# EXCERPTED TEXT start

Bango FY25 results analysis: stronger recurring revenue and a real step forward on cash
Bango’s FY25 results show a business that is changing shape in a meaningful way. Total revenue slipped 2% to $52.2 million, but that does not tell the full story. The more important point is that higher-quality, recurring subscription revenue is growing fast, margins are improving, and Cash EBITDA turned positive for the first time.
That matters because Bango is trying to become less of a payments processing story and more of a software platform story. In plain English, investors should focus less on the small drop in total revenue and more on the fact that the business mix is improving.
| Key FY25 numbers | FY25 | FY24 | Change |
|---|---|---|---|
| Total revenue | $52.2 million | $53.4 million | -2% |
| Payments segment revenue | $30.0 million | $35.2 million | -15% |
| Subscriptions segment revenue | $22.2 million | $18.2 million | +22% |
| Annual Recurring Revenue (ARR) | $18.2 million | $14.0 million | +30% |
| Adjusted EBITDA | $16.4 million | $15.3 million | +7% |
| Cash EBITDA | $2.3 million | ($0.2 million) | +$2.5 million |
| Net debt | $9.2 million | $1.8 million | Worse by $7.4 million |
Bango’s DVM platform growth is the main reason investors are interested
The star of the show is the subscriptions business, built around Bango’s Digital Vending Machine, or DVM. This is the platform that helps telcos, banks and other partners bundle together digital subscriptions and manage them in one place.
Subscriptions segment revenue rose 22% to $22.2 million, while ARR climbed 30% to $18.2 million. ARR is a useful measure because it shows the annualised value of contracted recurring revenue already in the bag at the year end.
There are more good signs under the bonnet. Bango added 12 new DVM customers in 2025, taking the total to 39, and active subscriptions managed by the platform jumped by almost 60% to 24 million. Net Revenue Retention, or NRR, was 117%, which means existing customers spent more than they did a year earlier.
Better still, the company says there was zero churn among live DVM customers. That is exactly what you want to see in a platform business. Once customers are live and volumes start building, the revenue base looks stickier.
My read is simple: this is the investment case. If Bango can keep converting new large customers and then expand within them, the DVM becomes more valuable over time. That network effect is not guaranteed, but the latest numbers suggest it is moving in the right direction.
Bango payments revenue fell, but management is deliberately sacrificing weaker sales
The weak spot is the payments segment, where revenue dropped 15% to $30.0 million. On the face of it, that looks ugly. But management has been quite clear that it is intentionally moving away from legacy low-margin payment routes.
That distinction matters. Lower revenue is not always bad if the revenue being lost is low quality and contributes little profit. Bango says core payments revenue, excluding those low-margin routes and one-off fees, grew by about 5% year-on-year and represents more than 80% of the portfolio’s revenue.

# EXCERPTED TEXT end

* THE TASKS
1. In the Bango results analysis, turn the paragraph beginning "There are more good signs under the bonnet" into a short bulleted list that keeps its main facts.
2. Reproduce word for word the passage of the Bango results analysis between "Better still, the" and "base looks stickier.", inclusive.

# ENTRIES SUPPLIED start

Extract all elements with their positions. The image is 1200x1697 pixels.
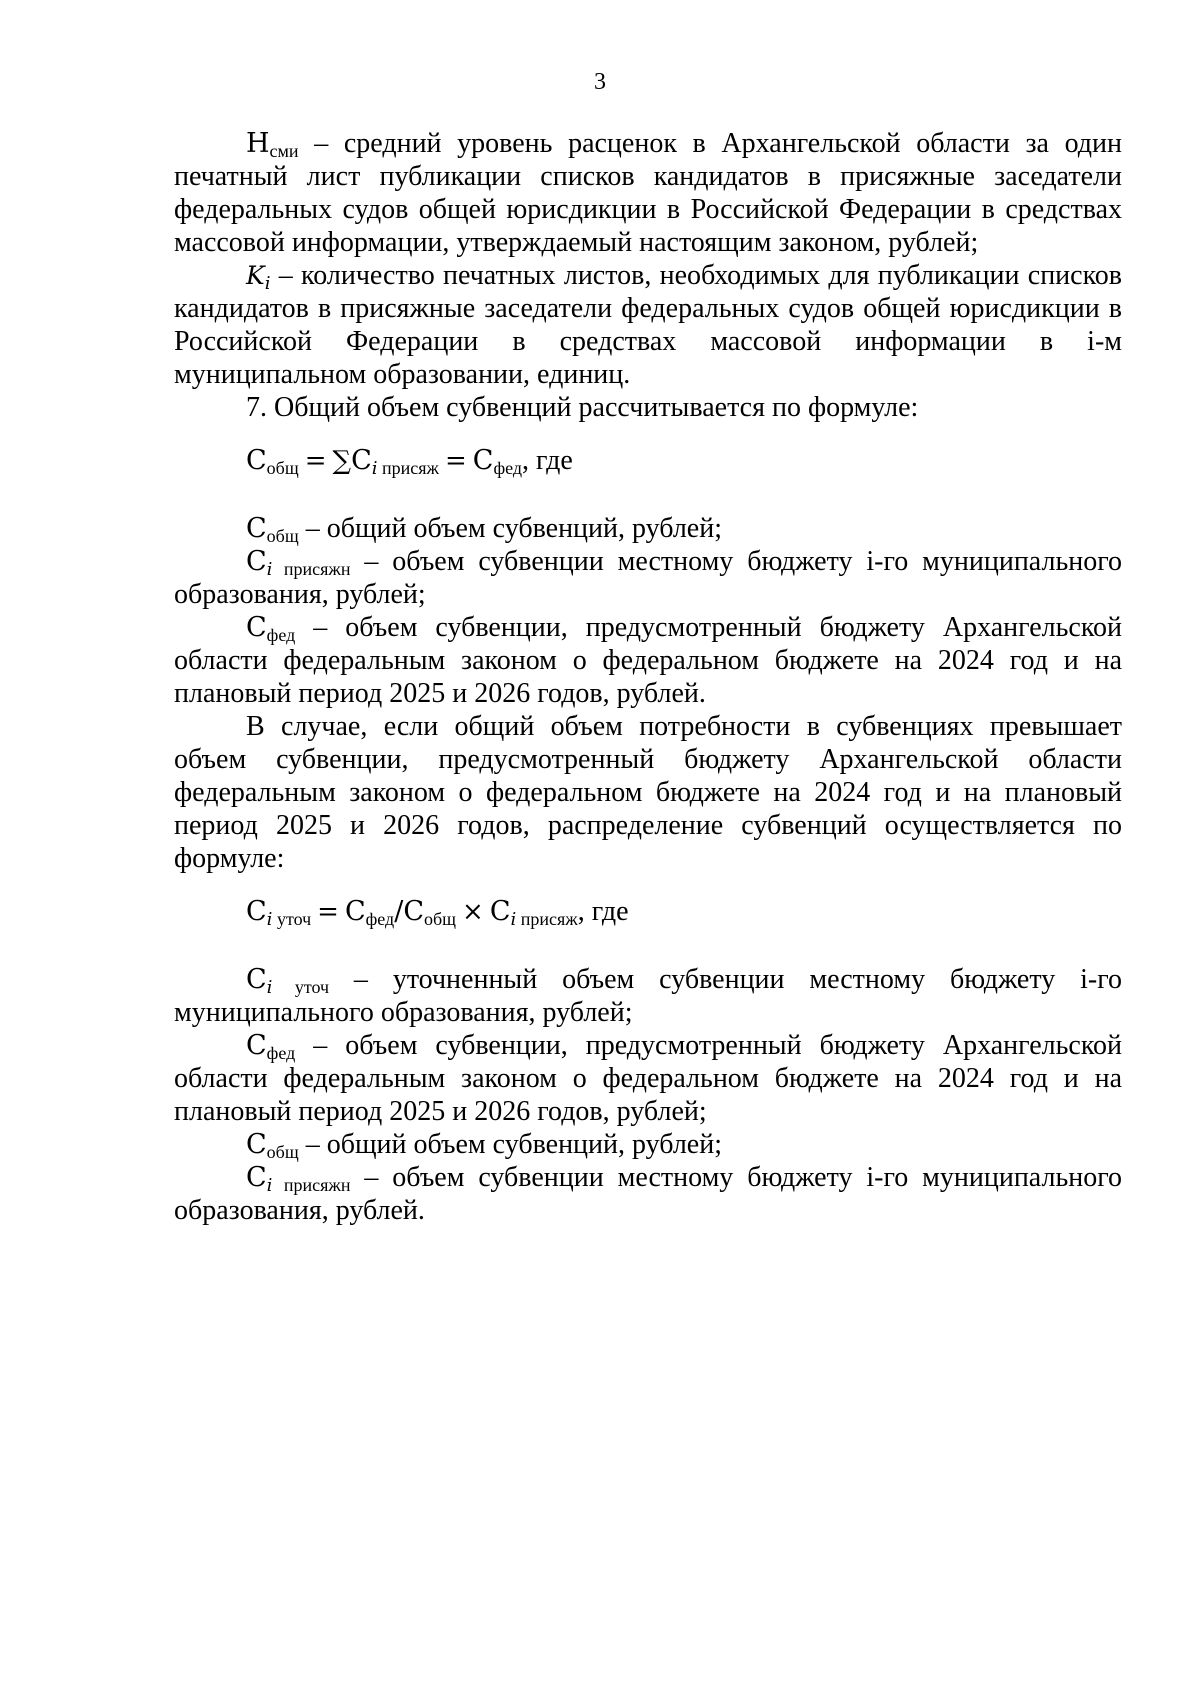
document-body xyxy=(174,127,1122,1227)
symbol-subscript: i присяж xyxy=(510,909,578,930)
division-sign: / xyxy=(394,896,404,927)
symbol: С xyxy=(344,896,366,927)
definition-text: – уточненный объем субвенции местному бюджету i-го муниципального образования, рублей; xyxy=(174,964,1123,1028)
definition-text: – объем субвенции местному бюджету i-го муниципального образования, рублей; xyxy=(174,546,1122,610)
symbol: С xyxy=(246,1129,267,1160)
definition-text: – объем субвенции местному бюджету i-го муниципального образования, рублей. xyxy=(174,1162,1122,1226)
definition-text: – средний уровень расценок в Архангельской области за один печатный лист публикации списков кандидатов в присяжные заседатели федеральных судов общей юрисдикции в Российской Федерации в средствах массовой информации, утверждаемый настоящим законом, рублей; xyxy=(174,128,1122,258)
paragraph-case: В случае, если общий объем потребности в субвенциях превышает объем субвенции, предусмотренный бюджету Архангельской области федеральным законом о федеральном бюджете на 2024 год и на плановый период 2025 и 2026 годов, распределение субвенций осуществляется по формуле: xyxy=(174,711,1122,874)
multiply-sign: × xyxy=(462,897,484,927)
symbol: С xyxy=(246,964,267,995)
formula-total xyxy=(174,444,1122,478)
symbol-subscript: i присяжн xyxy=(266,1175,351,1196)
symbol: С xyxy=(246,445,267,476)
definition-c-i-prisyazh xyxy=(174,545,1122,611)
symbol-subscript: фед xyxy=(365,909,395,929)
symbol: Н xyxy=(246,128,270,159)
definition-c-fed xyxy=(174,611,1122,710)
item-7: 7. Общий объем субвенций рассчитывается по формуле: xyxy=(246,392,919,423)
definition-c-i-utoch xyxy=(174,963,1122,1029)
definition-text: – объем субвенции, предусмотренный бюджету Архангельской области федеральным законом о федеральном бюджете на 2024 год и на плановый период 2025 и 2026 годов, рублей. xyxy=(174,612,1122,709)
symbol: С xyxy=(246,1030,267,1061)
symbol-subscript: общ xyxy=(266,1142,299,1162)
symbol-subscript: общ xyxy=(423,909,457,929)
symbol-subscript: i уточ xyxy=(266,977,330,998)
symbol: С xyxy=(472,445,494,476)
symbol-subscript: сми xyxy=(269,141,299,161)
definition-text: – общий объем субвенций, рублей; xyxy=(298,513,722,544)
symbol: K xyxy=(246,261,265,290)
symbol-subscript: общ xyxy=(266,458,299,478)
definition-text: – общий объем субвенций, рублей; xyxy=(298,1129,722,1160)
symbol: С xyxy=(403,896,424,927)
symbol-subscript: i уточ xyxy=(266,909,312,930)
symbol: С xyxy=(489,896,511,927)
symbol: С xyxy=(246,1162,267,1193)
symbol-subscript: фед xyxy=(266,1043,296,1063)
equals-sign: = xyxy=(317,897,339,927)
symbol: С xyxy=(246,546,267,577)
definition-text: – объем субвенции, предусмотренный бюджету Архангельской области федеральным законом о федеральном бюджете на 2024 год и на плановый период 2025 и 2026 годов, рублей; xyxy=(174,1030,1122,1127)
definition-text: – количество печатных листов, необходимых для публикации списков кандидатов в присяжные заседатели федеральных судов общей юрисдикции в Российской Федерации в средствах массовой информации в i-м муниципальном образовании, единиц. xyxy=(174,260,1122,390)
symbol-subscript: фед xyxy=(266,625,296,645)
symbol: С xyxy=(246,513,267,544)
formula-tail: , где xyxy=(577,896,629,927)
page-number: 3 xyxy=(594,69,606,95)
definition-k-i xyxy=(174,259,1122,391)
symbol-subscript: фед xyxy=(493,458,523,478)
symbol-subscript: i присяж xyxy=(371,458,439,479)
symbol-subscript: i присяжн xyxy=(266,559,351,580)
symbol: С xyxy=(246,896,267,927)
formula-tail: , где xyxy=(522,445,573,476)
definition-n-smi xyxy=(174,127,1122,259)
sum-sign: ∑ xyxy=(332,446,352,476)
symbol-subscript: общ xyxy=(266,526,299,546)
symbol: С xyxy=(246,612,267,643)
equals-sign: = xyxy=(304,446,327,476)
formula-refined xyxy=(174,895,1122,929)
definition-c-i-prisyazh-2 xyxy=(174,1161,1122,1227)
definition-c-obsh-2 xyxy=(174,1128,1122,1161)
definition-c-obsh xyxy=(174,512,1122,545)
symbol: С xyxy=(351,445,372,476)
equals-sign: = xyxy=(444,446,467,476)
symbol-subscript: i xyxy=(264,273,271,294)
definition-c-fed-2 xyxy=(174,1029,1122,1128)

# ENTRIES SUPPLIED end
# ENTRIES SUPPLIED start

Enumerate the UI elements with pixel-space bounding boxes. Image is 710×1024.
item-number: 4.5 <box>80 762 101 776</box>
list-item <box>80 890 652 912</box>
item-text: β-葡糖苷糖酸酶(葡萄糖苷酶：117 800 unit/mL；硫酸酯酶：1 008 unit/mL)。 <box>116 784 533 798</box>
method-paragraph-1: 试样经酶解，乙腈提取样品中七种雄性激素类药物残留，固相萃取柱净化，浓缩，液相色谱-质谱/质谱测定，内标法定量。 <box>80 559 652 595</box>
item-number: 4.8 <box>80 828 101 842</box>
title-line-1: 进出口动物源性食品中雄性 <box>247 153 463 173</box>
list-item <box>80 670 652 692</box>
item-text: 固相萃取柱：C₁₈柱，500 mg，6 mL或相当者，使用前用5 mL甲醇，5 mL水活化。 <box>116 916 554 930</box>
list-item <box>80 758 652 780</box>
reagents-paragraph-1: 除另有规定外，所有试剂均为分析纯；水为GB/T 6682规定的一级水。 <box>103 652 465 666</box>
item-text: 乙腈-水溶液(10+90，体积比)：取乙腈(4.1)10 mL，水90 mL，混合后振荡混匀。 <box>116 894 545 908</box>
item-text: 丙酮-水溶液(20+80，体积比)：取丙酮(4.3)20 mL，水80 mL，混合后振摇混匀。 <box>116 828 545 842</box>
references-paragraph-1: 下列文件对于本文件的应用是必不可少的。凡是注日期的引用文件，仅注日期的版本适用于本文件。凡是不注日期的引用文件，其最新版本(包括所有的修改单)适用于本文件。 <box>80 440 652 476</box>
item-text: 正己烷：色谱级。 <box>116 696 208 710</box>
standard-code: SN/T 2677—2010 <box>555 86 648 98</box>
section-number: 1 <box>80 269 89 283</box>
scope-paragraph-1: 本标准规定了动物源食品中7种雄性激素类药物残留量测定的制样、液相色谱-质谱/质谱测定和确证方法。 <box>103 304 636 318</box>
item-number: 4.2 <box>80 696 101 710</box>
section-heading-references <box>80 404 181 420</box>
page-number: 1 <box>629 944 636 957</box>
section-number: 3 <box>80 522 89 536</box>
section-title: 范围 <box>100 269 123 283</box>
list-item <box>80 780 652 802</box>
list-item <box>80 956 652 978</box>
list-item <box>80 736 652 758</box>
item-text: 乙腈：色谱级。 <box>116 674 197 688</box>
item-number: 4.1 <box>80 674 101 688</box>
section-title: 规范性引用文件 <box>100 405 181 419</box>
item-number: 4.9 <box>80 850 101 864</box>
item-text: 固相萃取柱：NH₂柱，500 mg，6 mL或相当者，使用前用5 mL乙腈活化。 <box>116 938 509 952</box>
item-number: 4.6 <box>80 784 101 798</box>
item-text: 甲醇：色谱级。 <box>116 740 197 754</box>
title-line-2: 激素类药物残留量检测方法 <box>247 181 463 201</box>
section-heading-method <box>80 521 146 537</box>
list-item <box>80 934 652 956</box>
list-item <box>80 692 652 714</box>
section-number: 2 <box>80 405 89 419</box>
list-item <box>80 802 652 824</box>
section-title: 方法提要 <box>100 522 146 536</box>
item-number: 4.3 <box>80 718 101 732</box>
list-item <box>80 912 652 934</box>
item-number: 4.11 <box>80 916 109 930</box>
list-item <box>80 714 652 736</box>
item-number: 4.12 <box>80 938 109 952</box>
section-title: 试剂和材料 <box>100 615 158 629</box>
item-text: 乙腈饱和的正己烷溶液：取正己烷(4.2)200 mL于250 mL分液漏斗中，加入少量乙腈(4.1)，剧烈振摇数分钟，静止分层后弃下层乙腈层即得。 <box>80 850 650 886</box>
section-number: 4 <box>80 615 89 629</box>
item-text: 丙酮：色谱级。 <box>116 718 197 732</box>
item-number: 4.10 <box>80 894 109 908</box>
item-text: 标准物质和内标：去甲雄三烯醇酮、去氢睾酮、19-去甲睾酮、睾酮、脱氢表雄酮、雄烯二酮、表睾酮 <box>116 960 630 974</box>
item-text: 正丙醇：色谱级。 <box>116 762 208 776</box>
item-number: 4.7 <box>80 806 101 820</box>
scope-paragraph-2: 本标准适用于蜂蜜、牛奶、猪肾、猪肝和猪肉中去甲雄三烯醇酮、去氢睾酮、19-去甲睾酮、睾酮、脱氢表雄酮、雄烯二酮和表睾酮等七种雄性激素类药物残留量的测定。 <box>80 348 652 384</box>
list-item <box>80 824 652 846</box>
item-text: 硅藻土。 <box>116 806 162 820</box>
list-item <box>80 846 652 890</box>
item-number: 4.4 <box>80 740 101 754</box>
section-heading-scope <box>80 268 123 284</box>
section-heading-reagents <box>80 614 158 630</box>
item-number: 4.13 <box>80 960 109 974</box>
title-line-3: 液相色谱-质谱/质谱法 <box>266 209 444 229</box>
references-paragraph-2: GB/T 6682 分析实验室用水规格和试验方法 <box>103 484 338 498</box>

# ENTRIES SUPPLIED end

* RESPONSES PER TASK
1.
- Bango added 12 new DVM customers in 2025, bringing the total to 39.
- Active subscriptions managed by the platform rose by almost 60% to 24 million.
- Net Revenue Retention (NRR) was 117%, so existing customers spent more than they did a year earlier.

2.
Better still, the company says there was zero churn among live DVM customers. That is exactly what you want to see in a platform business. Once customers are live and volumes start building, the revenue base looks stickier.